Examine the records and identify each line that includes the string "arrowheads". Copy those lines.

-- Begin --

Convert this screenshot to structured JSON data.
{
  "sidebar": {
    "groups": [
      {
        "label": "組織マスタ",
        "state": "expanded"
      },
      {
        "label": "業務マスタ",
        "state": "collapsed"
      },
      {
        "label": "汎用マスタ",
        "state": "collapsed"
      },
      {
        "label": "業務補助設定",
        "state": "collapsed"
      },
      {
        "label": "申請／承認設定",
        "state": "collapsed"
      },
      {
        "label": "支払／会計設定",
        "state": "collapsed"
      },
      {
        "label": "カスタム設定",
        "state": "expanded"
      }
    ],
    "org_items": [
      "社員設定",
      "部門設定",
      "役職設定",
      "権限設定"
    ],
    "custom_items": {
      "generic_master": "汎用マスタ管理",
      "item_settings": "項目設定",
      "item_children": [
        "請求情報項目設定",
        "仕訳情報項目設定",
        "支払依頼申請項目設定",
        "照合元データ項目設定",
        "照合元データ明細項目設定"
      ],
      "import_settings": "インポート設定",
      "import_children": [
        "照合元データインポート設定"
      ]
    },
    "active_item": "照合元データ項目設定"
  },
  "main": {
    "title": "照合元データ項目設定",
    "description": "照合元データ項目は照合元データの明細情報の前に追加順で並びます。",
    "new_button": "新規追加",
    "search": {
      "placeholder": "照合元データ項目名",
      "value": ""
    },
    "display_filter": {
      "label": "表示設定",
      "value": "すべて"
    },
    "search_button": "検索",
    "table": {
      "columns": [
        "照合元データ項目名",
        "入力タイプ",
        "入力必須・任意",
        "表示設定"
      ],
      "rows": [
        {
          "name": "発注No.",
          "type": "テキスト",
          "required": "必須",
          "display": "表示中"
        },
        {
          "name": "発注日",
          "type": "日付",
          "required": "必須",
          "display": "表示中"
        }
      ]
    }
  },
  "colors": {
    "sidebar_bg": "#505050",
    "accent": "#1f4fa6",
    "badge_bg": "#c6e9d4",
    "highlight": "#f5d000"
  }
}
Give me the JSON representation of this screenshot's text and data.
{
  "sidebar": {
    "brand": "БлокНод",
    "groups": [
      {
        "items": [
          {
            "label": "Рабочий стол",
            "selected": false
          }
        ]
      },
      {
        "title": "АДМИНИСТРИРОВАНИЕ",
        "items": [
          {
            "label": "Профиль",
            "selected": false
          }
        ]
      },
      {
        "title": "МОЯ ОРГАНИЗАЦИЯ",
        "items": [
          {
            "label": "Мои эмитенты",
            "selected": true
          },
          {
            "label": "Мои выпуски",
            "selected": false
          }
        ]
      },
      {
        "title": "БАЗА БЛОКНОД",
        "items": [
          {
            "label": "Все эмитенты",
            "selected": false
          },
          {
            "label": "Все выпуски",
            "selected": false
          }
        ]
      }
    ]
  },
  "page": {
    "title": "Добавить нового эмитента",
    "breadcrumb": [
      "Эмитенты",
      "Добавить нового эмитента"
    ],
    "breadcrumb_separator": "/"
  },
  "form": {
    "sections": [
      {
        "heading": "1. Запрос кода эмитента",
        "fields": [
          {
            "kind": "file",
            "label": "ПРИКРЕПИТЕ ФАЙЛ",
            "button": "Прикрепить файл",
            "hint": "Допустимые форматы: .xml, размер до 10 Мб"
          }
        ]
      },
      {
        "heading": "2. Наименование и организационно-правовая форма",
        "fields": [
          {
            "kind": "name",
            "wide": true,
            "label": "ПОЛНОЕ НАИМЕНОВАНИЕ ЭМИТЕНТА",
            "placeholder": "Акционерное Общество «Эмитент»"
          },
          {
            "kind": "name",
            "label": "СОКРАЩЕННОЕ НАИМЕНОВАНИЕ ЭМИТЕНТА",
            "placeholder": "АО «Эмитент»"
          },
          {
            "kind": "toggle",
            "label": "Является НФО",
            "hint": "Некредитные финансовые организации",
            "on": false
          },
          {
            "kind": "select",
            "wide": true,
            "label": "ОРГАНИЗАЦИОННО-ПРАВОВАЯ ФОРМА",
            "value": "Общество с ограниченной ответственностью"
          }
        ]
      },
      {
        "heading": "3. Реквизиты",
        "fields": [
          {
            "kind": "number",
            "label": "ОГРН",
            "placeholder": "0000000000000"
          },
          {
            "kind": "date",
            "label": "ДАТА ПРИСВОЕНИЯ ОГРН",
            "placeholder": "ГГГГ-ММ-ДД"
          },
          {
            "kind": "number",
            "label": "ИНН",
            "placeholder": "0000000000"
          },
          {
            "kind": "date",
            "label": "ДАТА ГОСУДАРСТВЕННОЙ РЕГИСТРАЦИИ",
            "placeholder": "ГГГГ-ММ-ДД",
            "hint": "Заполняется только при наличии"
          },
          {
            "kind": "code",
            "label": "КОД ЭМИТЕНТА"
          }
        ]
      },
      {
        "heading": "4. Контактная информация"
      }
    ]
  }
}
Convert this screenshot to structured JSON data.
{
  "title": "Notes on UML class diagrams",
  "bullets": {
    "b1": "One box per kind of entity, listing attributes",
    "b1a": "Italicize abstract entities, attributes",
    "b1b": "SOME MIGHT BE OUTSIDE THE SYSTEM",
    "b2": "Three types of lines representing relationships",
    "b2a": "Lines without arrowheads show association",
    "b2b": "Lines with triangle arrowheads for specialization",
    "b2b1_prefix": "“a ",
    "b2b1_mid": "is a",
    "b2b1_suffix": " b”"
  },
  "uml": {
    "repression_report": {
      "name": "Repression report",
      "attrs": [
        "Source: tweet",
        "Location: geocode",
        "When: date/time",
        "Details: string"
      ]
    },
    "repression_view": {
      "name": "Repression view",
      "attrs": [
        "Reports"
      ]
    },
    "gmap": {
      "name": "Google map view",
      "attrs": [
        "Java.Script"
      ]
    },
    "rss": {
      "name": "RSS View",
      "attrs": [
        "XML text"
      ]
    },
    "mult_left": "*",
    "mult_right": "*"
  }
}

-- End --

**Exercise answer**
    "b2a": "Lines without arrowheads show association",
    "b2b": "Lines with triangle arrowheads for specialization",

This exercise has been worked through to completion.